▸ Task brief
Repeat each record below exactly as given.

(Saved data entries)
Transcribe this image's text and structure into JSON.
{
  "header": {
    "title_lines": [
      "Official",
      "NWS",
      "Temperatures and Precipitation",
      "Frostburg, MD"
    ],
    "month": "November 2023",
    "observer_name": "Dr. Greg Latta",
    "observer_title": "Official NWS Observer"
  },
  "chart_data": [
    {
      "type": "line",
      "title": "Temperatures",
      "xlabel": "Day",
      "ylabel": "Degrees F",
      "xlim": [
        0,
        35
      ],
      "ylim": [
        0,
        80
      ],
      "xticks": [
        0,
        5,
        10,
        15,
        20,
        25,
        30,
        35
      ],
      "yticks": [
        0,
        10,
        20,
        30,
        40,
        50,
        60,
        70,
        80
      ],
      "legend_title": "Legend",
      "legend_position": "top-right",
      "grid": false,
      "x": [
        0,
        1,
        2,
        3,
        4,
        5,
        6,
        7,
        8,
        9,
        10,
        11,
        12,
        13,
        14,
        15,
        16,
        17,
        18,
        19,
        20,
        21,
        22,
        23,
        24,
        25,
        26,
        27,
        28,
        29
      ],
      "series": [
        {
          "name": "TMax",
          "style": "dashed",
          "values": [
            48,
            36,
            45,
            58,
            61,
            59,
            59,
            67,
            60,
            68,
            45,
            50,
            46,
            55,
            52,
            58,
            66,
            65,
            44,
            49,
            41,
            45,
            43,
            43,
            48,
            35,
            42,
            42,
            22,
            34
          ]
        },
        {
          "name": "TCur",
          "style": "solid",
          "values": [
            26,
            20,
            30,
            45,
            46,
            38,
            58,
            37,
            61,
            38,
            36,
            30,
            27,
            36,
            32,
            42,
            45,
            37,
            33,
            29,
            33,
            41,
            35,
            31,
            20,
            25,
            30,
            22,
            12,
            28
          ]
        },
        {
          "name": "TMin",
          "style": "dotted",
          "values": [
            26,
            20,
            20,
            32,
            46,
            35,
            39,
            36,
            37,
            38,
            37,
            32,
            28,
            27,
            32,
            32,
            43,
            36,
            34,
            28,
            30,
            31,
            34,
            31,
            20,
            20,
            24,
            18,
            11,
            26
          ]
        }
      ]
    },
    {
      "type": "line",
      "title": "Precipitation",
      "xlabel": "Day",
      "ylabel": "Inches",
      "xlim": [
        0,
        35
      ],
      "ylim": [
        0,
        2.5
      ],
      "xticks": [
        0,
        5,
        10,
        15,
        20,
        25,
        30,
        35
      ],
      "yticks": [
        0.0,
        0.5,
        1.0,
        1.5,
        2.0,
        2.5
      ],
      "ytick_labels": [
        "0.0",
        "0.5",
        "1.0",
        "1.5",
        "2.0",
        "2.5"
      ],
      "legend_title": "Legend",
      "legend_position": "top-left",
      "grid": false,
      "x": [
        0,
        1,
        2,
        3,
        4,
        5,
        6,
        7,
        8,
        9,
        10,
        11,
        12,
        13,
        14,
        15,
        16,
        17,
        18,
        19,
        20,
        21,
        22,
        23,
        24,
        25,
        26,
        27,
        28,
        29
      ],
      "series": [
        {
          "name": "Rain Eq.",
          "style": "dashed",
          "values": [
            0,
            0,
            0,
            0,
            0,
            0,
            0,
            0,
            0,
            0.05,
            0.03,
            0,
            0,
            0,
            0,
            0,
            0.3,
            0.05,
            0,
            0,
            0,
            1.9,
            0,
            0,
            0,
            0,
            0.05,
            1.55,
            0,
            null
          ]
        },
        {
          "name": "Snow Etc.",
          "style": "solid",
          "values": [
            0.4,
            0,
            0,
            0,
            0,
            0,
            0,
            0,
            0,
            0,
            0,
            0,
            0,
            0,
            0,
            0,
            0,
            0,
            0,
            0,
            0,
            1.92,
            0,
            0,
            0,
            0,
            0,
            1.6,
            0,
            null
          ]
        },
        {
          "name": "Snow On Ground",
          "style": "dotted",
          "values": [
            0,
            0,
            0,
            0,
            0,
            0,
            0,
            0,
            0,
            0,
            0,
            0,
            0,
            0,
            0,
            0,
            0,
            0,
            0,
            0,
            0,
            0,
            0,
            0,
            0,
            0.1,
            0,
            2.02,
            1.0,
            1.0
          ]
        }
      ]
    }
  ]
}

▸ Finished exercise
Transcribe this image's text and structure into JSON.
{
  "header": {
    "title_lines": [
      "Official",
      "NWS",
      "Temperatures and Precipitation",
      "Frostburg, MD"
    ],
    "month": "November 2023",
    "observer_name": "Dr. Greg Latta",
    "observer_title": "Official NWS Observer"
  },
  "chart_data": [
    {
      "type": "line",
      "title": "Temperatures",
      "xlabel": "Day",
      "ylabel": "Degrees F",
      "xlim": [
        0,
        35
      ],
      "ylim": [
        0,
        80
      ],
      "xticks": [
        0,
        5,
        10,
        15,
        20,
        25,
        30,
        35
      ],
      "yticks": [
        0,
        10,
        20,
        30,
        40,
        50,
        60,
        70,
        80
      ],
      "legend_title": "Legend",
      "legend_position": "top-right",
      "grid": false,
      "x": [
        0,
        1,
        2,
        3,
        4,
        5,
        6,
        7,
        8,
        9,
        10,
        11,
        12,
        13,
        14,
        15,
        16,
        17,
        18,
        19,
        20,
        21,
        22,
        23,
        24,
        25,
        26,
        27,
        28,
        29
      ],
      "series": [
        {
          "name": "TMax",
          "style": "dashed",
          "values": [
            48,
            36,
            45,
            58,
            61,
            59,
            59,
            67,
            60,
            68,
            45,
            50,
            46,
            55,
            52,
            58,
            66,
            65,
            44,
            49,
            41,
            45,
            43,
            43,
            48,
            35,
            42,
            42,
            22,
            34
          ]
        },
        {
          "name": "TCur",
          "style": "solid",
          "values": [
            26,
            20,
            30,
            45,
            46,
            38,
            58,
            37,
            61,
            38,
            36,
            30,
            27,
            36,
            32,
            42,
            45,
            37,
            33,
            29,
            33,
            41,
            35,
            31,
            20,
            25,
            30,
            22,
            12,
            28
          ]
        },
        {
          "name": "TMin",
          "style": "dotted",
          "values": [
            26,
            20,
            20,
            32,
            46,
            35,
            39,
            36,
            37,
            38,
            37,
            32,
            28,
            27,
            32,
            32,
            43,
            36,
            34,
            28,
            30,
            31,
            34,
            31,
            20,
            20,
            24,
            18,
            11,
            26
          ]
        }
      ]
    },
    {
      "type": "line",
      "title": "Precipitation",
      "xlabel": "Day",
      "ylabel": "Inches",
      "xlim": [
        0,
        35
      ],
      "ylim": [
        0,
        2.5
      ],
      "xticks": [
        0,
        5,
        10,
        15,
        20,
        25,
        30,
        35
      ],
      "yticks": [
        0.0,
        0.5,
        1.0,
        1.5,
        2.0,
        2.5
      ],
      "ytick_labels": [
        "0.0",
        "0.5",
        "1.0",
        "1.5",
        "2.0",
        "2.5"
      ],
      "legend_title": "Legend",
      "legend_position": "top-left",
      "grid": false,
      "x": [
        0,
        1,
        2,
        3,
        4,
        5,
        6,
        7,
        8,
        9,
        10,
        11,
        12,
        13,
        14,
        15,
        16,
        17,
        18,
        19,
        20,
        21,
        22,
        23,
        24,
        25,
        26,
        27,
        28,
        29
      ],
      "series": [
        {
          "name": "Rain Eq.",
          "style": "dashed",
          "values": [
            0,
            0,
            0,
            0,
            0,
            0,
            0,
            0,
            0,
            0.05,
            0.03,
            0,
            0,
            0,
            0,
            0,
            0.3,
            0.05,
            0,
            0,
            0,
            1.9,
            0,
            0,
            0,
            0,
            0.05,
            1.55,
            0,
            null
          ]
        },
        {
          "name": "Snow Etc.",
          "style": "solid",
          "values": [
            0.4,
            0,
            0,
            0,
            0,
            0,
            0,
            0,
            0,
            0,
            0,
            0,
            0,
            0,
            0,
            0,
            0,
            0,
            0,
            0,
            0,
            1.92,
            0,
            0,
            0,
            0,
            0,
            1.6,
            0,
            null
          ]
        },
        {
          "name": "Snow On Ground",
          "style": "dotted",
          "values": [
            0,
            0,
            0,
            0,
            0,
            0,
            0,
            0,
            0,
            0,
            0,
            0,
            0,
            0,
            0,
            0,
            0,
            0,
            0,
            0,
            0,
            0,
            0,
            0,
            0,
            0.1,
            0,
            2.02,
            1.0,
            1.0
          ]
        }
      ]
    }
  ]
}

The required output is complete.